*TASK DIRECTIONS*
Wherever the word "this" shows up in a line, please copy that line.
## start
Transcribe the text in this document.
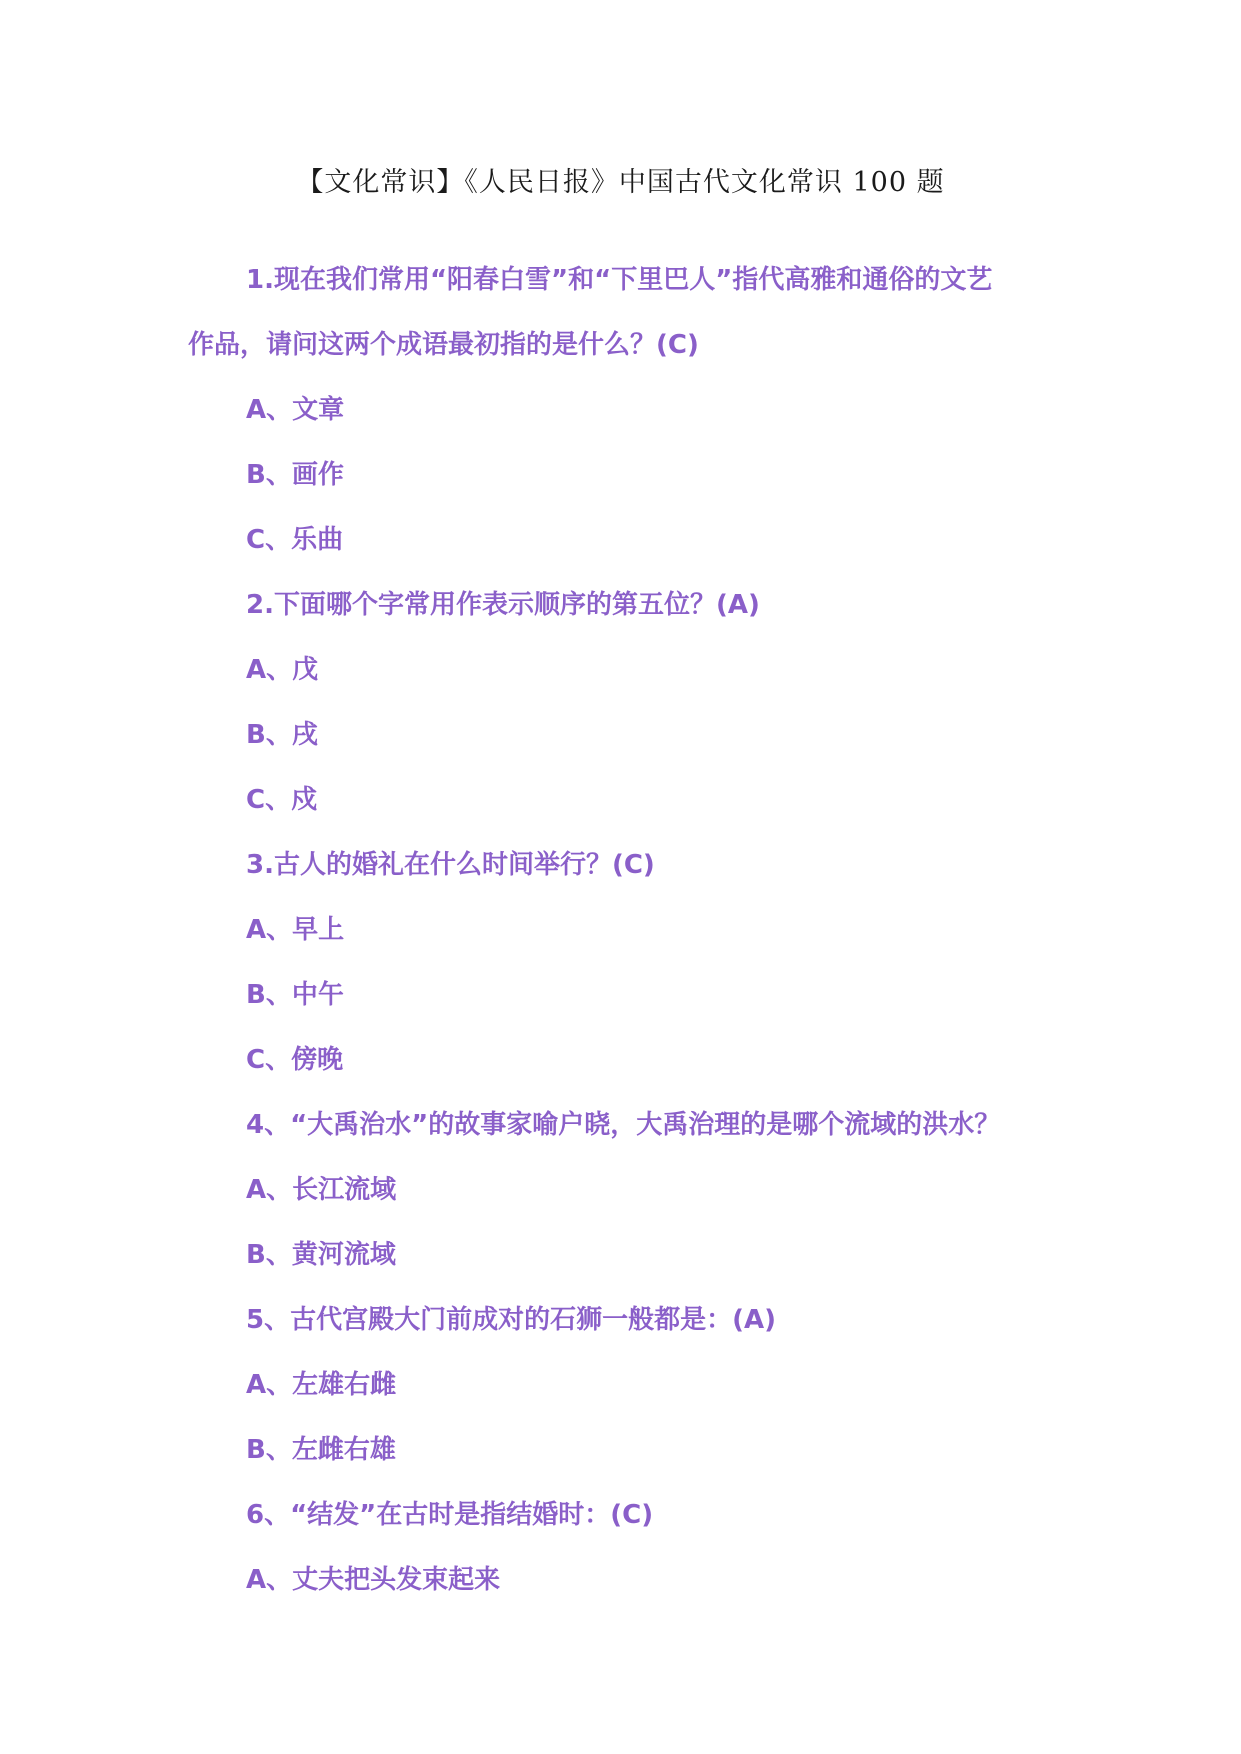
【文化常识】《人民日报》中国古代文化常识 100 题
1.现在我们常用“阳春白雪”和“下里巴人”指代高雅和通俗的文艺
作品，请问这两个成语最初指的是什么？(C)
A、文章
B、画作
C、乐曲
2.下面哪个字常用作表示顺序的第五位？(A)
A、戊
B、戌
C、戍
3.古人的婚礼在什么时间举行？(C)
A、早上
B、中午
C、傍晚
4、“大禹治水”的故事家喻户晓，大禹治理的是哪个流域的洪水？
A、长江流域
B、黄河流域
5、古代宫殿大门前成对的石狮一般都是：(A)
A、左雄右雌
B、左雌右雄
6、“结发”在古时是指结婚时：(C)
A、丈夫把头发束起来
## end
## start
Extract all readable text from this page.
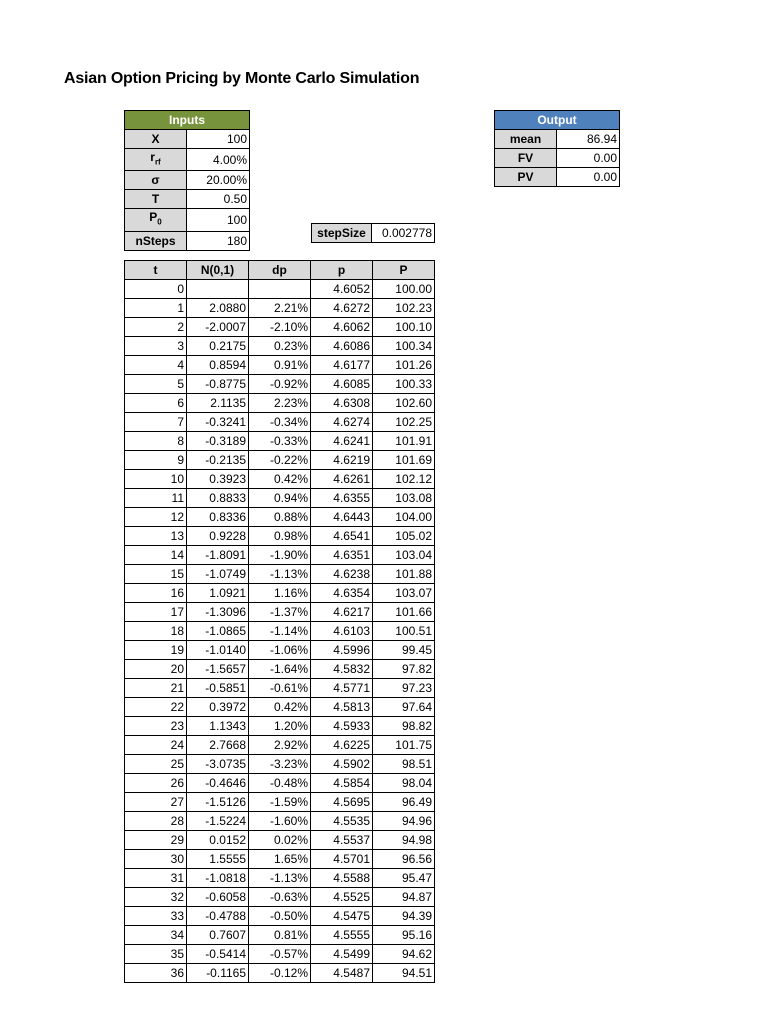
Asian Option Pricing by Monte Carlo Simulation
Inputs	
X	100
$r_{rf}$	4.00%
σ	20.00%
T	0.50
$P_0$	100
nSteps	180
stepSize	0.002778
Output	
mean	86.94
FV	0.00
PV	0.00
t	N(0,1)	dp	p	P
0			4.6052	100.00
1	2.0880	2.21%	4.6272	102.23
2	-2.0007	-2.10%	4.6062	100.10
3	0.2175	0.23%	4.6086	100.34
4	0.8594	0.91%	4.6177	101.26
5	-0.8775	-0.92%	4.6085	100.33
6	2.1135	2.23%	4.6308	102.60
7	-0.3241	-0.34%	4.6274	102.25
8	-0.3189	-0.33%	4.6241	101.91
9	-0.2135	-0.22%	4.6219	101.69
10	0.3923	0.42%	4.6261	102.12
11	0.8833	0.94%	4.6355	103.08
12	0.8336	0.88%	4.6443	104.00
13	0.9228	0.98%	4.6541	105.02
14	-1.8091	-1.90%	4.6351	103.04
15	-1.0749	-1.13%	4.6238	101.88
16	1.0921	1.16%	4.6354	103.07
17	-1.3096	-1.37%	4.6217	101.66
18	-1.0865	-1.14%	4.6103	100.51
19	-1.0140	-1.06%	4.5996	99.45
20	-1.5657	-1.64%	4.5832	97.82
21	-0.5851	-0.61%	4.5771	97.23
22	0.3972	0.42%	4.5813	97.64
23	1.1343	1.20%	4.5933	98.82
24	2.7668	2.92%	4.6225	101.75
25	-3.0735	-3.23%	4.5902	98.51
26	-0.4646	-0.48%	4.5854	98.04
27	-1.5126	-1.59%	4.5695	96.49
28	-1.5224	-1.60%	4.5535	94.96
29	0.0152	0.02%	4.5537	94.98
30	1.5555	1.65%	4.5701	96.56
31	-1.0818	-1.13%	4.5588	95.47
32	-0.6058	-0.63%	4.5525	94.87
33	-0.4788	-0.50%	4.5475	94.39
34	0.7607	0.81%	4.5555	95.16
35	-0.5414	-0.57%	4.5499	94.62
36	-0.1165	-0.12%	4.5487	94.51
## end
## start
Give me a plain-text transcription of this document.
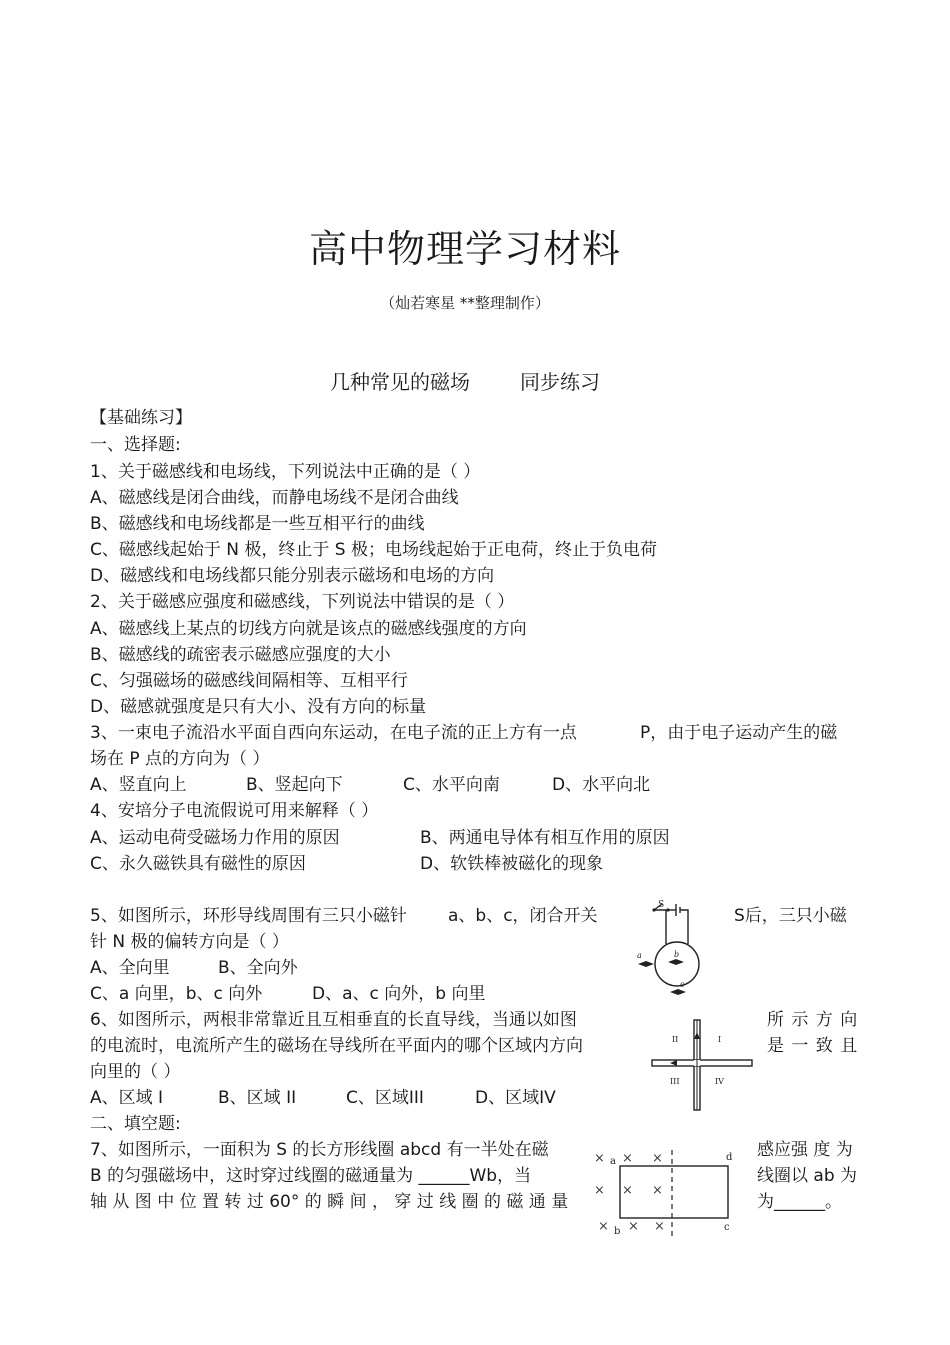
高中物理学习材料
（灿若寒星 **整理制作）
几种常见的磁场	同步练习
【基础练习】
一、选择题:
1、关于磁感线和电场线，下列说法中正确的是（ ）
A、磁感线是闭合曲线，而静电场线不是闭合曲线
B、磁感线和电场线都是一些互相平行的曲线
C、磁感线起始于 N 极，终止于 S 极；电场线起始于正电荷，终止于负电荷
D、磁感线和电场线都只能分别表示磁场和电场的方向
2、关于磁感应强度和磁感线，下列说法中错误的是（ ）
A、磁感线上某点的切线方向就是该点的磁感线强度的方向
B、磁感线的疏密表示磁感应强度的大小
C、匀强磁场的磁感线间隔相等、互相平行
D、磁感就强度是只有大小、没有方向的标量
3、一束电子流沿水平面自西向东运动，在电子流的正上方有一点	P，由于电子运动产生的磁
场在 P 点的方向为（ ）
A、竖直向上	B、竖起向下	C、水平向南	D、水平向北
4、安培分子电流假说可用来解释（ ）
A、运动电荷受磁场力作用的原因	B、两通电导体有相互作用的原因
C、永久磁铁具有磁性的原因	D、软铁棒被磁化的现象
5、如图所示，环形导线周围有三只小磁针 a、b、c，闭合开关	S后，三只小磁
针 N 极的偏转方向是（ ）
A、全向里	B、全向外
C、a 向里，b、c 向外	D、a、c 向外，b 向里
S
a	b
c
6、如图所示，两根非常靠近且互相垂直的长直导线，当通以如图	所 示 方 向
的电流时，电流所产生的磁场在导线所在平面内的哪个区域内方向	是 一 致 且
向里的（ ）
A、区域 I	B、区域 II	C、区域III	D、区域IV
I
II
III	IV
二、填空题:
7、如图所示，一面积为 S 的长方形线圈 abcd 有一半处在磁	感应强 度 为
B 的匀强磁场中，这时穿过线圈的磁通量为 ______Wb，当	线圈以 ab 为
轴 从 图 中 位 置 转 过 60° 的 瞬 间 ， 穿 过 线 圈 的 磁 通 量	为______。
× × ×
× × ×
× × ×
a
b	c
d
## end
*TASK RESPONSE*
Transcribe the text in this document.
Extract all readable text from this page.
Give me a plain-text transcription of this document.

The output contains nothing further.